_Stored rows_
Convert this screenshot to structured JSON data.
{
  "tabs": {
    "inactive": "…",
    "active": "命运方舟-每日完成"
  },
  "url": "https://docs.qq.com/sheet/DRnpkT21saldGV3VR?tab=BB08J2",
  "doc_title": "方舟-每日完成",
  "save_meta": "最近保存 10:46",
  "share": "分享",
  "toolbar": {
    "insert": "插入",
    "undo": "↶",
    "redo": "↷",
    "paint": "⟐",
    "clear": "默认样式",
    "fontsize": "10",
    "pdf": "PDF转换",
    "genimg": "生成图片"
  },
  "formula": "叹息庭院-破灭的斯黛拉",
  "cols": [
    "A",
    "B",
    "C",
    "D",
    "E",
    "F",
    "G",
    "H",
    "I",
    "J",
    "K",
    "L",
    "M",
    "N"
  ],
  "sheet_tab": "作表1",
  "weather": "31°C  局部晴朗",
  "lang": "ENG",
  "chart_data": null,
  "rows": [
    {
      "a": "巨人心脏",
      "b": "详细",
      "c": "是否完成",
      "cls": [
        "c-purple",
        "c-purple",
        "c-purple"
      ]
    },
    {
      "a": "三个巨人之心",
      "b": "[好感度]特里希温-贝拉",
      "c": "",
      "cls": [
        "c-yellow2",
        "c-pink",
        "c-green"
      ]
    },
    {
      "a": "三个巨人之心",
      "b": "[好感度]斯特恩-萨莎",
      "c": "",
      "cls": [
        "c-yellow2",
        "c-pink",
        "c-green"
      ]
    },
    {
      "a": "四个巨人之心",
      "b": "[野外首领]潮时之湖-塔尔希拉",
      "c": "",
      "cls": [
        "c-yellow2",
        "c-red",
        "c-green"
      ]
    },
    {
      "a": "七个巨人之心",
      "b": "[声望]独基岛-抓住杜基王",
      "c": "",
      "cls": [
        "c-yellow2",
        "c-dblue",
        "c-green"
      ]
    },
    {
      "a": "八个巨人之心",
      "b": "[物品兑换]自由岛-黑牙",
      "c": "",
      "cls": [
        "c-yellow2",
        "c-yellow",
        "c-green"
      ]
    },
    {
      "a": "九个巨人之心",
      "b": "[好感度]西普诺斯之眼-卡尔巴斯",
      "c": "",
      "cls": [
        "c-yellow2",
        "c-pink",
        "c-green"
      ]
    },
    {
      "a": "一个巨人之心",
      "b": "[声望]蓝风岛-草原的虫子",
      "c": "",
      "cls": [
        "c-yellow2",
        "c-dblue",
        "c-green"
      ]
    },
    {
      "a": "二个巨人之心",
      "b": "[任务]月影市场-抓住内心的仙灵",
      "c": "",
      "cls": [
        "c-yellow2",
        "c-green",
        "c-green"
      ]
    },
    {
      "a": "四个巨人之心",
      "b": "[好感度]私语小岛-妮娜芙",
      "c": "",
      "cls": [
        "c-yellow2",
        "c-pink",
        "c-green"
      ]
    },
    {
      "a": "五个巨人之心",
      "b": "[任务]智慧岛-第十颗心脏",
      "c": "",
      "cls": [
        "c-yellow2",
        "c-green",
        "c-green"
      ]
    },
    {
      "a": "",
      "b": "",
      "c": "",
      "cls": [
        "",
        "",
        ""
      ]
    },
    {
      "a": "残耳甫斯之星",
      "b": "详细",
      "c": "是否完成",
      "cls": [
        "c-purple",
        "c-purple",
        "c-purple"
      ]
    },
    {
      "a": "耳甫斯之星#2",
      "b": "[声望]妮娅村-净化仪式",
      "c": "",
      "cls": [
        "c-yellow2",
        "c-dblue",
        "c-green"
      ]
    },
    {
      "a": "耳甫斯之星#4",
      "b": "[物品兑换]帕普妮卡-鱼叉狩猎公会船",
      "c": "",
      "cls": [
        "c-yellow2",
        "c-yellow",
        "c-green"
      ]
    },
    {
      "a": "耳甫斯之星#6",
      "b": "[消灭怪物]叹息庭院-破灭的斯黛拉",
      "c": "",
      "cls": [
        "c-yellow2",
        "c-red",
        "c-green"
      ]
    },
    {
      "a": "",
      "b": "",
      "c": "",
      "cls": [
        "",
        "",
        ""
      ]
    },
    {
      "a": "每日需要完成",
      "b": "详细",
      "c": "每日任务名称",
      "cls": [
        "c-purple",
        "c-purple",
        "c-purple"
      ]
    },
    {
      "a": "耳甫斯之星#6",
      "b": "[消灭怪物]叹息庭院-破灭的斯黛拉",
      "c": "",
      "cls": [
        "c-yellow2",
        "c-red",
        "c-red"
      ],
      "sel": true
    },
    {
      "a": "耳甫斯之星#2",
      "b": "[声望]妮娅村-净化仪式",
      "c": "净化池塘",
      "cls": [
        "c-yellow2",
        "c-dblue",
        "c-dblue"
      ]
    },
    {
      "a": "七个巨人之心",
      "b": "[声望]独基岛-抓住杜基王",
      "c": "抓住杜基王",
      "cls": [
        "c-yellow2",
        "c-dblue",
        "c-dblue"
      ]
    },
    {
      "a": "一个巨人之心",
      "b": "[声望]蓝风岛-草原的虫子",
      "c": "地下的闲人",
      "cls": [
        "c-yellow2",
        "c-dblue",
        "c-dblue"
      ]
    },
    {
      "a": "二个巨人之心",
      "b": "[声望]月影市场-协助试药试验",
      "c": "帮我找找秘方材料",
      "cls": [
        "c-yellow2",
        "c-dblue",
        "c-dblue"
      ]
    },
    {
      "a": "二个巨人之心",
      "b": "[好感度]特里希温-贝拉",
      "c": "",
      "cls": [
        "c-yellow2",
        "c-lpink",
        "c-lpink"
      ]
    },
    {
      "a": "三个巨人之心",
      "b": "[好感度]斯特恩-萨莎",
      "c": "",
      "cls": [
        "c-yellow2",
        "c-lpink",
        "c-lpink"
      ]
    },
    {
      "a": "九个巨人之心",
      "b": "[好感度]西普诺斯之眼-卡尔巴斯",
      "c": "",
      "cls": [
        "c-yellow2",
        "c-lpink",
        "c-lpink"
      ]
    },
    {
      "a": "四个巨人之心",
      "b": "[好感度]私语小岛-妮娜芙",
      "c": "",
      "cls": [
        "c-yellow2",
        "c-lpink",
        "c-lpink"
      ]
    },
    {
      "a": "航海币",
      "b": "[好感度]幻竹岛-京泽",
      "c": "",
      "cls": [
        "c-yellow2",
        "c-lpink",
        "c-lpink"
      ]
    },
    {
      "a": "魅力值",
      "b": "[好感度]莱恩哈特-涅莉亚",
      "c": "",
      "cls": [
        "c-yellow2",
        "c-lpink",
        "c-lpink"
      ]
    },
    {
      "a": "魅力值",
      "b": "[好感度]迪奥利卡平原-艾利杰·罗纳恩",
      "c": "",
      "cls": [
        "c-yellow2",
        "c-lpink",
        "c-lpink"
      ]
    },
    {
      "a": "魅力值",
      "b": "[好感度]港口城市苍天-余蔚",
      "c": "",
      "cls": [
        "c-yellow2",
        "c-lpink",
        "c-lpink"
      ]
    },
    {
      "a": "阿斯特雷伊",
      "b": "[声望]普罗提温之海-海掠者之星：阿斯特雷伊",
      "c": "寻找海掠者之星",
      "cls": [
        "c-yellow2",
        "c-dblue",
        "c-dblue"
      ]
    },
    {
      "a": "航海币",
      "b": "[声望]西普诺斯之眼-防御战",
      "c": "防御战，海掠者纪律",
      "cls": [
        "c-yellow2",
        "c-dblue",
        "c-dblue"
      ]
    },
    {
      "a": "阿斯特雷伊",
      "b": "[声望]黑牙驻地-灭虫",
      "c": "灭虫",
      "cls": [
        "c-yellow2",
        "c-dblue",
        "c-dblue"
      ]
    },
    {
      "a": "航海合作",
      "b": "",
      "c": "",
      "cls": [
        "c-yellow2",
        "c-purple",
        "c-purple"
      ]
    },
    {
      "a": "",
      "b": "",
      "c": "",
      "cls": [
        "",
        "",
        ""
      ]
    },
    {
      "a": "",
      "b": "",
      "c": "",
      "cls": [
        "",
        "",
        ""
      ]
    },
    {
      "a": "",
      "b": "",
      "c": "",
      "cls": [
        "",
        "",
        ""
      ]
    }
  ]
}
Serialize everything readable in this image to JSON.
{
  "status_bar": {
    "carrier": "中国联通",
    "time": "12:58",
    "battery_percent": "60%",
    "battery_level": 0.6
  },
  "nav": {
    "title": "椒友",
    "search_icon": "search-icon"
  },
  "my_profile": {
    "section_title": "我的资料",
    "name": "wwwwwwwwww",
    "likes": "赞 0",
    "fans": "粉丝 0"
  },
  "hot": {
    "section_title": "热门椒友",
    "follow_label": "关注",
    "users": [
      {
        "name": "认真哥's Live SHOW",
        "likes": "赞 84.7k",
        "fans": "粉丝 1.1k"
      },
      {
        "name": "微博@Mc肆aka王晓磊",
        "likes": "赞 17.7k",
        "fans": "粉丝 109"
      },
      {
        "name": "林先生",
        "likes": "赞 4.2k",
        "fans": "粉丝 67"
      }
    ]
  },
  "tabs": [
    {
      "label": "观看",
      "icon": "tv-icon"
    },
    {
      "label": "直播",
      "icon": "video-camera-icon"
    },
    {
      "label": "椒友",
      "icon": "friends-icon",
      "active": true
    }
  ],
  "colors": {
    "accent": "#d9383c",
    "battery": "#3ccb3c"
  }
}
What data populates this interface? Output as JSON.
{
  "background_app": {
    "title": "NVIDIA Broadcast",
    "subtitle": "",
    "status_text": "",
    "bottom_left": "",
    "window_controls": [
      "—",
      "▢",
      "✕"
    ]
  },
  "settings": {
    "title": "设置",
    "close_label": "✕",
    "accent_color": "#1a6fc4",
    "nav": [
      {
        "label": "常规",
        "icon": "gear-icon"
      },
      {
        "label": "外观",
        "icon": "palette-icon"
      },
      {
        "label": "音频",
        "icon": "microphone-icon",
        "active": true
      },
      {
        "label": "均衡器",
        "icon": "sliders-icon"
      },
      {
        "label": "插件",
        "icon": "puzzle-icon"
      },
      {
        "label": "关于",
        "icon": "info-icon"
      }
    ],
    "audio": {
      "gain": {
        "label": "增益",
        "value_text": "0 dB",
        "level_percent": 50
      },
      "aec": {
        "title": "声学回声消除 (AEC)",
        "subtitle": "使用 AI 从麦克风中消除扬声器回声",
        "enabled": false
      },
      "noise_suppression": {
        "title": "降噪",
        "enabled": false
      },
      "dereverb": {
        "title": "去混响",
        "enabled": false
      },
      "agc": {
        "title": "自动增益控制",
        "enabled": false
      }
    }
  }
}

_Short task_
From the line containing "What data populates" through the final line of the listing above, retype every line exactly; leave out everything else.

_Written solution_
What data populates this interface? Output as JSON.
{
  "background_app": {
    "title": "NVIDIA Broadcast",
    "subtitle": "",
    "status_text": "",
    "bottom_left": "",
    "window_controls": [
      "—",
      "▢",
      "✕"
    ]
  },
  "settings": {
    "title": "设置",
    "close_label": "✕",
    "accent_color": "#1a6fc4",
    "nav": [
      {
        "label": "常规",
        "icon": "gear-icon"
      },
      {
        "label": "外观",
        "icon": "palette-icon"
      },
      {
        "label": "音频",
        "icon": "microphone-icon",
        "active": true
      },
      {
        "label": "均衡器",
        "icon": "sliders-icon"
      },
      {
        "label": "插件",
        "icon": "puzzle-icon"
      },
      {
        "label": "关于",
        "icon": "info-icon"
      }
    ],
    "audio": {
      "gain": {
        "label": "增益",
        "value_text": "0 dB",
        "level_percent": 50
      },
      "aec": {
        "title": "声学回声消除 (AEC)",
        "subtitle": "使用 AI 从麦克风中消除扬声器回声",
        "enabled": false
      },
      "noise_suppression": {
        "title": "降噪",
        "enabled": false
      },
      "dereverb": {
        "title": "去混响",
        "enabled": false
      },
      "agc": {
        "title": "自动增益控制",
        "enabled": false
      }
    }
  }
}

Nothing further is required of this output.